EXCERPTED RECORDS:

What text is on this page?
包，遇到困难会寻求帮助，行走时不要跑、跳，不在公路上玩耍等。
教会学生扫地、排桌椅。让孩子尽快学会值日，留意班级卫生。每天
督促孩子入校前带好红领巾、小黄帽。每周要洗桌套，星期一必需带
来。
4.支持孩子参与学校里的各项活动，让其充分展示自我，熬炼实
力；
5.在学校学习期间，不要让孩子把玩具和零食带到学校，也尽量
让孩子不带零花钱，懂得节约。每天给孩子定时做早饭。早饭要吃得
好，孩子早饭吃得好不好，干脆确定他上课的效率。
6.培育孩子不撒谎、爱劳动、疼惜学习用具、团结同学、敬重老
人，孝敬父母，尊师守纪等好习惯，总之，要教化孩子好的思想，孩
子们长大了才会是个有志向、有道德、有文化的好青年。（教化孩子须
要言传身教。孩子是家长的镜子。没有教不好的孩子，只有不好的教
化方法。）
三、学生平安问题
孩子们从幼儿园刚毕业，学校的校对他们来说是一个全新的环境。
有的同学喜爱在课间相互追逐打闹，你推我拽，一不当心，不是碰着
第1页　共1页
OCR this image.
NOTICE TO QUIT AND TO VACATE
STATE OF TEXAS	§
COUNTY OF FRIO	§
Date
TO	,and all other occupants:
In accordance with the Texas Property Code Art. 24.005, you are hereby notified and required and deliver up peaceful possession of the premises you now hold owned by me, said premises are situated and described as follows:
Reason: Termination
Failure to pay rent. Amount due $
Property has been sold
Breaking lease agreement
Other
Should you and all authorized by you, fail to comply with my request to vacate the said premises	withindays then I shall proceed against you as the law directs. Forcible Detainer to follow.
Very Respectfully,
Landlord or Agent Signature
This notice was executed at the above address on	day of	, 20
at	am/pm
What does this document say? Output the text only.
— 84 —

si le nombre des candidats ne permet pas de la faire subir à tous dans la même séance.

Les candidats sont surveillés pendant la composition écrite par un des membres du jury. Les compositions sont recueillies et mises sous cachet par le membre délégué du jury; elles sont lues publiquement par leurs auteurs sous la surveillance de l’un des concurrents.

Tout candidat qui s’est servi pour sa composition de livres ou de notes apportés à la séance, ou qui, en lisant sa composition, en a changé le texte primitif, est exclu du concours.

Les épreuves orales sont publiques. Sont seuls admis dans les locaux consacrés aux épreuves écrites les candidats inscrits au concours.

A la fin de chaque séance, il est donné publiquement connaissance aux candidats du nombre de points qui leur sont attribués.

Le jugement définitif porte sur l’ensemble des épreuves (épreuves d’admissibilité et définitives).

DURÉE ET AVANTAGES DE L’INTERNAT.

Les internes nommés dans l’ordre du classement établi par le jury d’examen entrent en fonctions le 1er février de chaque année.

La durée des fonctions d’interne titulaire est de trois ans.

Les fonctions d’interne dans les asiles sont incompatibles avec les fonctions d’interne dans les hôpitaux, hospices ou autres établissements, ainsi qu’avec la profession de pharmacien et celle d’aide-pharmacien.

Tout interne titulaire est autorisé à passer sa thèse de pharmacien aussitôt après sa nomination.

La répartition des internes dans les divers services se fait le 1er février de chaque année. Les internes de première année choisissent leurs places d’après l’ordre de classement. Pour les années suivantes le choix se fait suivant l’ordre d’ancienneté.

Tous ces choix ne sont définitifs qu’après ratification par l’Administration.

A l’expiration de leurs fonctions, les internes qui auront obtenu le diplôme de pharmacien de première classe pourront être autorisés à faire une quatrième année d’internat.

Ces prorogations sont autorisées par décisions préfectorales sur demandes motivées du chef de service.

TASK GOAL: Transcribe all the entries, keeping each one exactly as it is.

SOLUTION BELOW:
What text is on this page?
包，遇到困难会寻求帮助，行走时不要跑、跳，不在公路上玩耍等。
教会学生扫地、排桌椅。让孩子尽快学会值日，留意班级卫生。每天
督促孩子入校前带好红领巾、小黄帽。每周要洗桌套，星期一必需带
来。
4.支持孩子参与学校里的各项活动，让其充分展示自我，熬炼实
力；
5.在学校学习期间，不要让孩子把玩具和零食带到学校，也尽量
让孩子不带零花钱，懂得节约。每天给孩子定时做早饭。早饭要吃得
好，孩子早饭吃得好不好，干脆确定他上课的效率。
6.培育孩子不撒谎、爱劳动、疼惜学习用具、团结同学、敬重老
人，孝敬父母，尊师守纪等好习惯，总之，要教化孩子好的思想，孩
子们长大了才会是个有志向、有道德、有文化的好青年。（教化孩子须
要言传身教。孩子是家长的镜子。没有教不好的孩子，只有不好的教
化方法。）
三、学生平安问题
孩子们从幼儿园刚毕业，学校的校对他们来说是一个全新的环境。
有的同学喜爱在课间相互追逐打闹，你推我拽，一不当心，不是碰着
第1页　共1页
OCR this image.
NOTICE TO QUIT AND TO VACATE
STATE OF TEXAS	§
COUNTY OF FRIO	§
Date
TO	,and all other occupants:
In accordance with the Texas Property Code Art. 24.005, you are hereby notified and required and deliver up peaceful possession of the premises you now hold owned by me, said premises are situated and described as follows:
Reason: Termination
Failure to pay rent. Amount due $
Property has been sold
Breaking lease agreement
Other
Should you and all authorized by you, fail to comply with my request to vacate the said premises	withindays then I shall proceed against you as the law directs. Forcible Detainer to follow.
Very Respectfully,
Landlord or Agent Signature
This notice was executed at the above address on	day of	, 20
at	am/pm
What does this document say? Output the text only.
— 84 —

si le nombre des candidats ne permet pas de la faire subir à tous dans la même séance.

Les candidats sont surveillés pendant la composition écrite par un des membres du jury. Les compositions sont recueillies et mises sous cachet par le membre délégué du jury; elles sont lues publiquement par leurs auteurs sous la surveillance de l’un des concurrents.

Tout candidat qui s’est servi pour sa composition de livres ou de notes apportés à la séance, ou qui, en lisant sa composition, en a changé le texte primitif, est exclu du concours.

Les épreuves orales sont publiques. Sont seuls admis dans les locaux consacrés aux épreuves écrites les candidats inscrits au concours.

A la fin de chaque séance, il est donné publiquement connaissance aux candidats du nombre de points qui leur sont attribués.

Le jugement définitif porte sur l’ensemble des épreuves (épreuves d’admissibilité et définitives).

DURÉE ET AVANTAGES DE L’INTERNAT.

Les internes nommés dans l’ordre du classement établi par le jury d’examen entrent en fonctions le 1er février de chaque année.

La durée des fonctions d’interne titulaire est de trois ans.

Les fonctions d’interne dans les asiles sont incompatibles avec les fonctions d’interne dans les hôpitaux, hospices ou autres établissements, ainsi qu’avec la profession de pharmacien et celle d’aide-pharmacien.

Tout interne titulaire est autorisé à passer sa thèse de pharmacien aussitôt après sa nomination.

La répartition des internes dans les divers services se fait le 1er février de chaque année. Les internes de première année choisissent leurs places d’après l’ordre de classement. Pour les années suivantes le choix se fait suivant l’ordre d’ancienneté.

Tous ces choix ne sont définitifs qu’après ratification par l’Administration.

A l’expiration de leurs fonctions, les internes qui auront obtenu le diplôme de pharmacien de première classe pourront être autorisés à faire une quatrième année d’internat.

Ces prorogations sont autorisées par décisions préfectorales sur demandes motivées du chef de service.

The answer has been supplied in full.